◆ TASK DETAILS
Copy out the lines that include the word "this".

◆ ENTRIES PROVIDED
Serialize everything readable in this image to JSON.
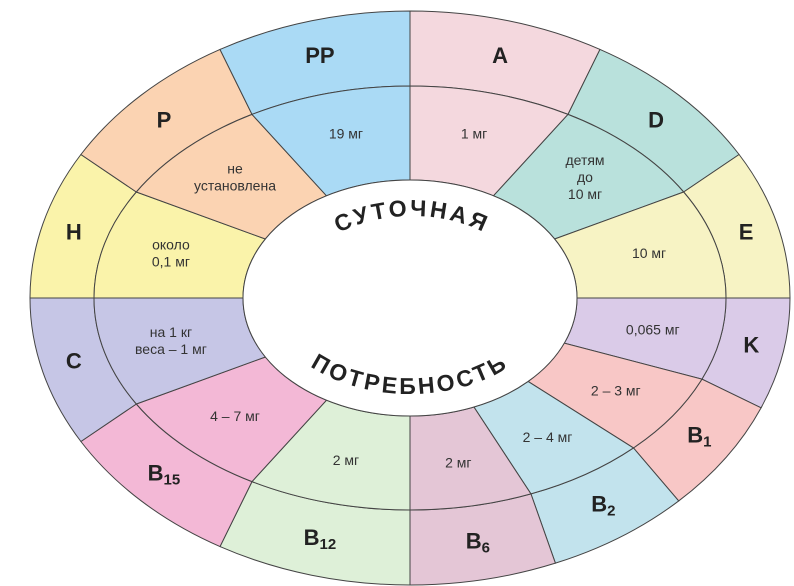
{
  "center": {
    "top": "СУТОЧНАЯ",
    "bottom": "ПОТРЕБНОСТЬ"
  },
  "segments": [
    {
      "name": "A",
      "dose": [
        "1 мг"
      ],
      "color": "#f4d8de"
    },
    {
      "name": "D",
      "dose": [
        "детям",
        "до",
        "10 мг"
      ],
      "color": "#b9e1dc"
    },
    {
      "name": "E",
      "dose": [
        "10 мг"
      ],
      "color": "#f7f3c4"
    },
    {
      "name": "K",
      "dose": [
        "0,065 мг"
      ],
      "color": "#dacbe8"
    },
    {
      "name": "B",
      "sub": "1",
      "dose": [
        "2 – 3 мг"
      ],
      "color": "#f8c7c6"
    },
    {
      "name": "B",
      "sub": "2",
      "dose": [
        "2 – 4 мг"
      ],
      "color": "#c2e3ed"
    },
    {
      "name": "B",
      "sub": "6",
      "dose": [
        "2 мг"
      ],
      "color": "#e4c6d6"
    },
    {
      "name": "B",
      "sub": "12",
      "dose": [
        "2 мг"
      ],
      "color": "#def0d8"
    },
    {
      "name": "B",
      "sub": "15",
      "dose": [
        "4 – 7 мг"
      ],
      "color": "#f3b8d6"
    },
    {
      "name": "C",
      "dose": [
        "на 1 кг",
        "веса – 1 мг"
      ],
      "color": "#c6c6e6"
    },
    {
      "name": "H",
      "dose": [
        "около",
        "0,1 мг"
      ],
      "color": "#faf3aa"
    },
    {
      "name": "P",
      "dose": [
        "не",
        "установлена"
      ],
      "color": "#fbd3b2"
    },
    {
      "name": "PP",
      "dose": [
        "19 мг"
      ],
      "color": "#aadaf5"
    }
  ]
}
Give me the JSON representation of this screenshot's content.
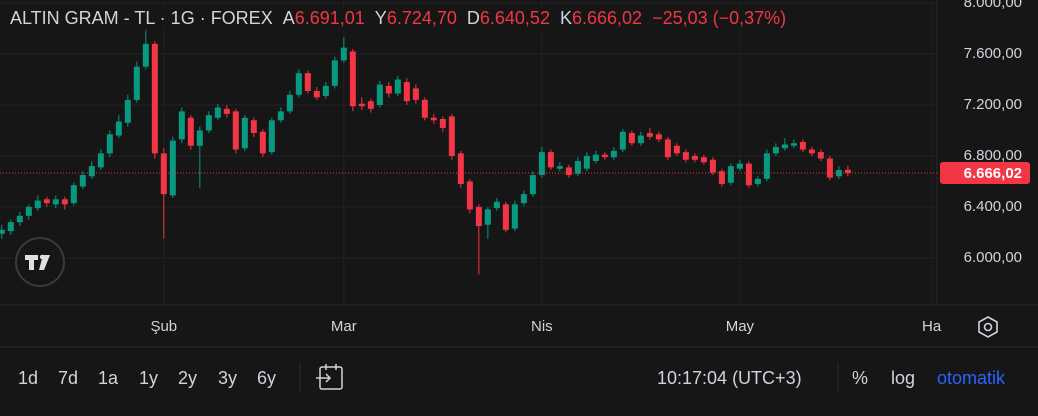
{
  "chart_data": {
    "type": "candlestick",
    "title": "ALTIN GRAM - TL · 1G · FOREX",
    "header_values": [
      {
        "label": "A",
        "text": "6.691,01"
      },
      {
        "label": "Y",
        "text": "6.724,70"
      },
      {
        "label": "D",
        "text": "6.640,52"
      },
      {
        "label": "K",
        "text": "6.666,02"
      }
    ],
    "change_label": "−25,03 (−0,37%)",
    "last_price_label": "6.666,02",
    "up_color": "#089981",
    "down_color": "#f23645",
    "open": [
      6190,
      6210,
      6280,
      6330,
      6390,
      6460,
      6420,
      6460,
      6430,
      6560,
      6640,
      6710,
      6820,
      6960,
      7060,
      7240,
      7500,
      7680,
      6820,
      6490,
      6930,
      7100,
      6880,
      7000,
      7100,
      7170,
      7150,
      6860,
      7080,
      6990,
      6830,
      7080,
      7150,
      7280,
      7450,
      7310,
      7270,
      7350,
      7550,
      7620,
      7210,
      7230,
      7200,
      7350,
      7290,
      7380,
      7330,
      7240,
      7100,
      7090,
      7110,
      6820,
      6600,
      6400,
      6260,
      6390,
      6420,
      6230,
      6430,
      6500,
      6650,
      6830,
      6700,
      6710,
      6660,
      6700,
      6760,
      6810,
      6790,
      6850,
      6980,
      6900,
      6980,
      6970,
      6930,
      6880,
      6830,
      6800,
      6790,
      6770,
      6680,
      6590,
      6700,
      6740,
      6580,
      6620,
      6820,
      6860,
      6880,
      6910,
      6850,
      6830,
      6780,
      6640,
      6691.01
    ],
    "high": [
      6260,
      6300,
      6360,
      6420,
      6490,
      6480,
      6490,
      6480,
      6590,
      6680,
      6760,
      6850,
      7000,
      7120,
      7280,
      7540,
      7790,
      7700,
      6860,
      6950,
      7180,
      7120,
      7030,
      7150,
      7210,
      7200,
      7170,
      7120,
      7100,
      7010,
      7100,
      7180,
      7310,
      7480,
      7470,
      7340,
      7380,
      7580,
      7730,
      7640,
      7260,
      7250,
      7390,
      7380,
      7430,
      7410,
      7360,
      7260,
      7130,
      7110,
      7130,
      6840,
      6620,
      6420,
      6400,
      6470,
      6440,
      6450,
      6530,
      6680,
      6870,
      6850,
      6750,
      6730,
      6790,
      6830,
      6840,
      6830,
      6870,
      7010,
      7000,
      6990,
      7020,
      6990,
      6950,
      6900,
      6850,
      6820,
      6810,
      6790,
      6700,
      6740,
      6770,
      6760,
      6640,
      6850,
      6900,
      6940,
      6930,
      6930,
      6870,
      6850,
      6800,
      6720,
      6724.7
    ],
    "low": [
      6150,
      6180,
      6250,
      6300,
      6370,
      6400,
      6390,
      6380,
      6410,
      6540,
      6620,
      6690,
      6790,
      6940,
      7030,
      7220,
      7480,
      6780,
      6150,
      6470,
      6900,
      6850,
      6550,
      6980,
      7080,
      7100,
      6820,
      6840,
      6950,
      6790,
      6810,
      7060,
      7130,
      7260,
      7290,
      7240,
      7250,
      7330,
      7530,
      7150,
      7160,
      7140,
      7180,
      7260,
      7270,
      7200,
      7210,
      7080,
      7050,
      6990,
      6770,
      6550,
      6350,
      5870,
      6150,
      6370,
      6200,
      6210,
      6410,
      6480,
      6630,
      6690,
      6680,
      6630,
      6640,
      6680,
      6740,
      6770,
      6770,
      6830,
      6880,
      6880,
      6930,
      6910,
      6770,
      6800,
      6750,
      6750,
      6730,
      6650,
      6560,
      6570,
      6680,
      6550,
      6560,
      6600,
      6800,
      6840,
      6860,
      6830,
      6800,
      6760,
      6610,
      6620,
      6640.52
    ],
    "close": [
      6220,
      6280,
      6330,
      6400,
      6450,
      6430,
      6460,
      6420,
      6570,
      6650,
      6720,
      6820,
      6970,
      7070,
      7240,
      7500,
      7680,
      6820,
      6500,
      6920,
      7150,
      6880,
      7000,
      7120,
      7180,
      7130,
      6850,
      7100,
      6980,
      6820,
      7080,
      7150,
      7280,
      7450,
      7310,
      7260,
      7350,
      7550,
      7650,
      7190,
      7190,
      7170,
      7360,
      7290,
      7400,
      7230,
      7240,
      7100,
      7080,
      7020,
      6800,
      6580,
      6380,
      6250,
      6380,
      6440,
      6220,
      6420,
      6500,
      6650,
      6830,
      6710,
      6720,
      6650,
      6760,
      6800,
      6810,
      6790,
      6840,
      6990,
      6900,
      6960,
      6950,
      6930,
      6790,
      6820,
      6770,
      6770,
      6750,
      6670,
      6580,
      6720,
      6740,
      6570,
      6620,
      6820,
      6870,
      6890,
      6900,
      6850,
      6820,
      6780,
      6630,
      6690,
      6666.02
    ],
    "xlim": [
      -0.2,
      103.9
    ],
    "xticks": [
      {
        "value": 18,
        "label": "Şub"
      },
      {
        "value": 38,
        "label": "Mar"
      },
      {
        "value": 60,
        "label": "Nis"
      },
      {
        "value": 82,
        "label": "May"
      },
      {
        "value": 103.3,
        "label": "Ha"
      }
    ],
    "ylim": [
      5630,
      8024
    ],
    "yticks": [
      {
        "value": 6000,
        "label": "6.000,00"
      },
      {
        "value": 6400,
        "label": "6.400,00"
      },
      {
        "value": 6800,
        "label": "6.800,00"
      },
      {
        "value": 7200,
        "label": "7.200,00"
      },
      {
        "value": 7600,
        "label": "7.600,00"
      },
      {
        "value": 8000,
        "label": "8.000,00"
      }
    ],
    "grid": true
  },
  "toolbar": {
    "ranges": [
      "1d",
      "7d",
      "1a",
      "1y",
      "2y",
      "3y",
      "6y"
    ],
    "time": "10:17:04 (UTC+3)",
    "percent": "%",
    "log": "log",
    "auto": "otomatik"
  }
}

◆ TASK SOLUTION
Serialize everything readable in this image to JSON.
Give me the JSON representation of this screenshot's content.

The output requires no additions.